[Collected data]
◆ ◆ ◆

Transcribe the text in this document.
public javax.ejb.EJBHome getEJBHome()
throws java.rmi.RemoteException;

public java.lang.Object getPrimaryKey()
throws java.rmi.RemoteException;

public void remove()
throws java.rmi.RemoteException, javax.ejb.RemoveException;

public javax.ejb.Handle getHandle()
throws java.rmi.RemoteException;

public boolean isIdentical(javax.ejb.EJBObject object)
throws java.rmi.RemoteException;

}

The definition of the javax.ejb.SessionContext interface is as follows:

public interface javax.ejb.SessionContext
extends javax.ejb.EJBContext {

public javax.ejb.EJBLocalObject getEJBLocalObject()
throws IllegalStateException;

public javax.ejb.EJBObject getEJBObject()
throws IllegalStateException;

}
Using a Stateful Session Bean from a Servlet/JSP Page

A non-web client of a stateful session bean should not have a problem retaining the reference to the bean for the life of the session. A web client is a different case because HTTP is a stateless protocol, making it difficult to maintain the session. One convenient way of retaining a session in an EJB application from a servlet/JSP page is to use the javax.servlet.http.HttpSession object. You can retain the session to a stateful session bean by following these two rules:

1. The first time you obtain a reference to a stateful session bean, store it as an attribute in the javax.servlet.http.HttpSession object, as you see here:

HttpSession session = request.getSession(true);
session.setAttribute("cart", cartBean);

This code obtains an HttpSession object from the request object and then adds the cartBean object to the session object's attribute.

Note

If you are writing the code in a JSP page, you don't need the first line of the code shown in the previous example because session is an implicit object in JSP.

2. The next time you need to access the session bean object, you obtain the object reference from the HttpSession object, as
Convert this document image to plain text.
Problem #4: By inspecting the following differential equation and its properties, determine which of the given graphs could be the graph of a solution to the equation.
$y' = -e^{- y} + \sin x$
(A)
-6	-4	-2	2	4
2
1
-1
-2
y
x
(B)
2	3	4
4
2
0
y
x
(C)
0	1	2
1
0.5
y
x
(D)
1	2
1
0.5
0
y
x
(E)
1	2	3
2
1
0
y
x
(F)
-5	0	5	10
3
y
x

◆ ◆ ◆

Give again the lines from the line holding "Convert this document image to plain text." through the close of the listing, both included, exactly as written and with nothing else.

The solution:
Convert this document image to plain text.
Problem #4: By inspecting the following differential equation and its properties, determine which of the given graphs could be the graph of a solution to the equation.
$y' = -e^{- y} + \sin x$
(A)
-6	-4	-2	2	4
2
1
-1
-2
y
x
(B)
2	3	4
4
2
0
y
x
(C)
0	1	2
1
0.5
y
x
(D)
1	2
1
0.5
0
y
x
(E)
1	2	3
2
1
0
y
x
(F)
-5	0	5	10
3
y
x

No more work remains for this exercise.